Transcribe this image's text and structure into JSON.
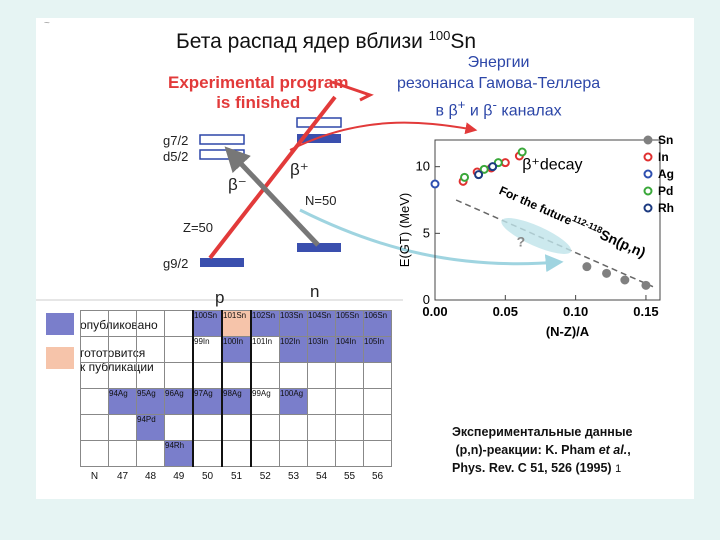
{
  "title": {
    "main": "Бета распад ядер вблизи ",
    "sup": "100",
    "tail": "Sn"
  },
  "experimental": {
    "line1": "Experimental program",
    "line2": "is finished"
  },
  "gt_resonance": {
    "line1": "Энергии",
    "line2": "резонанса Гамова-Теллера",
    "line3": "в β",
    "sup_plus": "+",
    "mid": " и β",
    "sup_minus": "-",
    "end": " каналах"
  },
  "levels": {
    "g72": "g7/2",
    "d52": "d5/2",
    "g92": "g9/2",
    "z50": "Z=50",
    "n50": "N=50",
    "beta_minus": "β⁻",
    "beta_plus": "β⁺",
    "p": "p",
    "n": "n"
  },
  "legend": {
    "published": "опубликовано",
    "preparing_1": "гототовится",
    "preparing_2": "к публикации"
  },
  "reference": {
    "line1": "Экспериментальные данные",
    "line2a": "(p,n)-реакции: K. Pham ",
    "line2b": "et al.",
    "line2c": ",",
    "line3": "Phys. Rev. C 51, 526 (1995)",
    "mark": "1"
  },
  "nuclide_table": {
    "n_labels": [
      "N",
      "47",
      "48",
      "49",
      "50",
      "51",
      "52",
      "53",
      "54",
      "55",
      "56"
    ],
    "rows": [
      {
        "cells": [
          {
            "t": "",
            "c": ""
          },
          {
            "t": "",
            "c": ""
          },
          {
            "t": "",
            "c": ""
          },
          {
            "t": "",
            "c": ""
          },
          {
            "t": "100Sn",
            "c": "pub"
          },
          {
            "t": "101Sn",
            "c": "prep"
          },
          {
            "t": "102Sn",
            "c": "pub"
          },
          {
            "t": "103Sn",
            "c": "pub"
          },
          {
            "t": "104Sn",
            "c": "pub"
          },
          {
            "t": "105Sn",
            "c": "pub"
          },
          {
            "t": "106Sn",
            "c": "pub"
          }
        ]
      },
      {
        "cells": [
          {
            "t": "",
            "c": ""
          },
          {
            "t": "",
            "c": ""
          },
          {
            "t": "",
            "c": ""
          },
          {
            "t": "",
            "c": ""
          },
          {
            "t": "99In",
            "c": ""
          },
          {
            "t": "100In",
            "c": "pub"
          },
          {
            "t": "101In",
            "c": ""
          },
          {
            "t": "102In",
            "c": "pub"
          },
          {
            "t": "103In",
            "c": "pub"
          },
          {
            "t": "104In",
            "c": "pub"
          },
          {
            "t": "105In",
            "c": "pub"
          }
        ]
      },
      {
        "cells": [
          {
            "t": "",
            "c": ""
          },
          {
            "t": "",
            "c": ""
          },
          {
            "t": "",
            "c": ""
          },
          {
            "t": "",
            "c": ""
          },
          {
            "t": "",
            "c": ""
          },
          {
            "t": "",
            "c": ""
          },
          {
            "t": "",
            "c": ""
          },
          {
            "t": "",
            "c": ""
          },
          {
            "t": "",
            "c": ""
          },
          {
            "t": "",
            "c": ""
          },
          {
            "t": "",
            "c": ""
          }
        ]
      },
      {
        "cells": [
          {
            "t": "",
            "c": ""
          },
          {
            "t": "94Ag",
            "c": "pub"
          },
          {
            "t": "95Ag",
            "c": "pub"
          },
          {
            "t": "96Ag",
            "c": "pub"
          },
          {
            "t": "97Ag",
            "c": "pub"
          },
          {
            "t": "98Ag",
            "c": "pub"
          },
          {
            "t": "99Ag",
            "c": ""
          },
          {
            "t": "100Ag",
            "c": "pub"
          },
          {
            "t": "",
            "c": ""
          },
          {
            "t": "",
            "c": ""
          },
          {
            "t": "",
            "c": ""
          }
        ]
      },
      {
        "cells": [
          {
            "t": "",
            "c": ""
          },
          {
            "t": "",
            "c": ""
          },
          {
            "t": "94Pd",
            "c": "pub"
          },
          {
            "t": "",
            "c": ""
          },
          {
            "t": "",
            "c": ""
          },
          {
            "t": "",
            "c": ""
          },
          {
            "t": "",
            "c": ""
          },
          {
            "t": "",
            "c": ""
          },
          {
            "t": "",
            "c": ""
          },
          {
            "t": "",
            "c": ""
          },
          {
            "t": "",
            "c": ""
          }
        ]
      },
      {
        "cells": [
          {
            "t": "",
            "c": ""
          },
          {
            "t": "",
            "c": ""
          },
          {
            "t": "",
            "c": ""
          },
          {
            "t": "94Rh",
            "c": "pub"
          },
          {
            "t": "",
            "c": ""
          },
          {
            "t": "",
            "c": ""
          },
          {
            "t": "",
            "c": ""
          },
          {
            "t": "",
            "c": ""
          },
          {
            "t": "",
            "c": ""
          },
          {
            "t": "",
            "c": ""
          },
          {
            "t": "",
            "c": ""
          }
        ]
      }
    ]
  },
  "chart_data": {
    "type": "scatter",
    "xlabel": "(N-Z)/A",
    "ylabel": "E(GT) (MeV)",
    "xlim": [
      0.0,
      0.16
    ],
    "ylim": [
      0,
      12
    ],
    "xticks": [
      "0.00",
      "0.05",
      "0.10",
      "0.15"
    ],
    "yticks": [
      "0",
      "5",
      "10"
    ],
    "annotation_decay": "β⁺decay",
    "annotation_future": "For the future",
    "annotation_future_sup": "112-118",
    "annotation_future_tail": "Sn(p,n)",
    "annotation_q": "?",
    "legend": [
      "Sn",
      "In",
      "Ag",
      "Pd",
      "Rh"
    ],
    "colors": {
      "Sn": "#808080",
      "In": "#e03030",
      "Ag": "#2e4fb0",
      "Pd": "#3aa83a",
      "Rh": "#1c3a80"
    },
    "series": [
      {
        "name": "Sn",
        "filled": true,
        "x": [
          0.108,
          0.122,
          0.135,
          0.15
        ],
        "y": [
          2.5,
          2.0,
          1.5,
          1.1
        ]
      },
      {
        "name": "In",
        "filled": false,
        "x": [
          0.02,
          0.03,
          0.04,
          0.05,
          0.06
        ],
        "y": [
          8.9,
          9.6,
          9.9,
          10.3,
          10.8
        ]
      },
      {
        "name": "Ag",
        "filled": false,
        "x": [
          0.0
        ],
        "y": [
          8.7
        ]
      },
      {
        "name": "Pd",
        "filled": false,
        "x": [
          0.021,
          0.035,
          0.045,
          0.062
        ],
        "y": [
          9.2,
          9.8,
          10.3,
          11.1
        ]
      },
      {
        "name": "Rh",
        "filled": false,
        "x": [
          0.031,
          0.041
        ],
        "y": [
          9.4,
          10.0
        ]
      }
    ],
    "trend": {
      "x": [
        0.015,
        0.155
      ],
      "y": [
        7.5,
        1.0
      ]
    }
  }
}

◆ GIVEN TASK:
Write out the material above once more, exactly as it reads, with no pictures.

◆ REPLY:
Transcribe this image's text and structure into JSON.
{
  "title": {
    "main": "Бета распад ядер вблизи ",
    "sup": "100",
    "tail": "Sn"
  },
  "experimental": {
    "line1": "Experimental program",
    "line2": "is finished"
  },
  "gt_resonance": {
    "line1": "Энергии",
    "line2": "резонанса Гамова-Теллера",
    "line3": "в β",
    "sup_plus": "+",
    "mid": " и β",
    "sup_minus": "-",
    "end": " каналах"
  },
  "levels": {
    "g72": "g7/2",
    "d52": "d5/2",
    "g92": "g9/2",
    "z50": "Z=50",
    "n50": "N=50",
    "beta_minus": "β⁻",
    "beta_plus": "β⁺",
    "p": "p",
    "n": "n"
  },
  "legend": {
    "published": "опубликовано",
    "preparing_1": "гототовится",
    "preparing_2": "к публикации"
  },
  "reference": {
    "line1": "Экспериментальные данные",
    "line2a": "(p,n)-реакции: K. Pham ",
    "line2b": "et al.",
    "line2c": ",",
    "line3": "Phys. Rev. C 51, 526 (1995)",
    "mark": "1"
  },
  "nuclide_table": {
    "n_labels": [
      "N",
      "47",
      "48",
      "49",
      "50",
      "51",
      "52",
      "53",
      "54",
      "55",
      "56"
    ],
    "rows": [
      {
        "cells": [
          {
            "t": "",
            "c": ""
          },
          {
            "t": "",
            "c": ""
          },
          {
            "t": "",
            "c": ""
          },
          {
            "t": "",
            "c": ""
          },
          {
            "t": "100Sn",
            "c": "pub"
          },
          {
            "t": "101Sn",
            "c": "prep"
          },
          {
            "t": "102Sn",
            "c": "pub"
          },
          {
            "t": "103Sn",
            "c": "pub"
          },
          {
            "t": "104Sn",
            "c": "pub"
          },
          {
            "t": "105Sn",
            "c": "pub"
          },
          {
            "t": "106Sn",
            "c": "pub"
          }
        ]
      },
      {
        "cells": [
          {
            "t": "",
            "c": ""
          },
          {
            "t": "",
            "c": ""
          },
          {
            "t": "",
            "c": ""
          },
          {
            "t": "",
            "c": ""
          },
          {
            "t": "99In",
            "c": ""
          },
          {
            "t": "100In",
            "c": "pub"
          },
          {
            "t": "101In",
            "c": ""
          },
          {
            "t": "102In",
            "c": "pub"
          },
          {
            "t": "103In",
            "c": "pub"
          },
          {
            "t": "104In",
            "c": "pub"
          },
          {
            "t": "105In",
            "c": "pub"
          }
        ]
      },
      {
        "cells": [
          {
            "t": "",
            "c": ""
          },
          {
            "t": "",
            "c": ""
          },
          {
            "t": "",
            "c": ""
          },
          {
            "t": "",
            "c": ""
          },
          {
            "t": "",
            "c": ""
          },
          {
            "t": "",
            "c": ""
          },
          {
            "t": "",
            "c": ""
          },
          {
            "t": "",
            "c": ""
          },
          {
            "t": "",
            "c": ""
          },
          {
            "t": "",
            "c": ""
          },
          {
            "t": "",
            "c": ""
          }
        ]
      },
      {
        "cells": [
          {
            "t": "",
            "c": ""
          },
          {
            "t": "94Ag",
            "c": "pub"
          },
          {
            "t": "95Ag",
            "c": "pub"
          },
          {
            "t": "96Ag",
            "c": "pub"
          },
          {
            "t": "97Ag",
            "c": "pub"
          },
          {
            "t": "98Ag",
            "c": "pub"
          },
          {
            "t": "99Ag",
            "c": ""
          },
          {
            "t": "100Ag",
            "c": "pub"
          },
          {
            "t": "",
            "c": ""
          },
          {
            "t": "",
            "c": ""
          },
          {
            "t": "",
            "c": ""
          }
        ]
      },
      {
        "cells": [
          {
            "t": "",
            "c": ""
          },
          {
            "t": "",
            "c": ""
          },
          {
            "t": "94Pd",
            "c": "pub"
          },
          {
            "t": "",
            "c": ""
          },
          {
            "t": "",
            "c": ""
          },
          {
            "t": "",
            "c": ""
          },
          {
            "t": "",
            "c": ""
          },
          {
            "t": "",
            "c": ""
          },
          {
            "t": "",
            "c": ""
          },
          {
            "t": "",
            "c": ""
          },
          {
            "t": "",
            "c": ""
          }
        ]
      },
      {
        "cells": [
          {
            "t": "",
            "c": ""
          },
          {
            "t": "",
            "c": ""
          },
          {
            "t": "",
            "c": ""
          },
          {
            "t": "94Rh",
            "c": "pub"
          },
          {
            "t": "",
            "c": ""
          },
          {
            "t": "",
            "c": ""
          },
          {
            "t": "",
            "c": ""
          },
          {
            "t": "",
            "c": ""
          },
          {
            "t": "",
            "c": ""
          },
          {
            "t": "",
            "c": ""
          },
          {
            "t": "",
            "c": ""
          }
        ]
      }
    ]
  },
  "chart_data": {
    "type": "scatter",
    "xlabel": "(N-Z)/A",
    "ylabel": "E(GT) (MeV)",
    "xlim": [
      0.0,
      0.16
    ],
    "ylim": [
      0,
      12
    ],
    "xticks": [
      "0.00",
      "0.05",
      "0.10",
      "0.15"
    ],
    "yticks": [
      "0",
      "5",
      "10"
    ],
    "annotation_decay": "β⁺decay",
    "annotation_future": "For the future",
    "annotation_future_sup": "112-118",
    "annotation_future_tail": "Sn(p,n)",
    "annotation_q": "?",
    "legend": [
      "Sn",
      "In",
      "Ag",
      "Pd",
      "Rh"
    ],
    "colors": {
      "Sn": "#808080",
      "In": "#e03030",
      "Ag": "#2e4fb0",
      "Pd": "#3aa83a",
      "Rh": "#1c3a80"
    },
    "series": [
      {
        "name": "Sn",
        "filled": true,
        "x": [
          0.108,
          0.122,
          0.135,
          0.15
        ],
        "y": [
          2.5,
          2.0,
          1.5,
          1.1
        ]
      },
      {
        "name": "In",
        "filled": false,
        "x": [
          0.02,
          0.03,
          0.04,
          0.05,
          0.06
        ],
        "y": [
          8.9,
          9.6,
          9.9,
          10.3,
          10.8
        ]
      },
      {
        "name": "Ag",
        "filled": false,
        "x": [
          0.0
        ],
        "y": [
          8.7
        ]
      },
      {
        "name": "Pd",
        "filled": false,
        "x": [
          0.021,
          0.035,
          0.045,
          0.062
        ],
        "y": [
          9.2,
          9.8,
          10.3,
          11.1
        ]
      },
      {
        "name": "Rh",
        "filled": false,
        "x": [
          0.031,
          0.041
        ],
        "y": [
          9.4,
          10.0
        ]
      }
    ],
    "trend": {
      "x": [
        0.015,
        0.155
      ],
      "y": [
        7.5,
        1.0
      ]
    }
  }
}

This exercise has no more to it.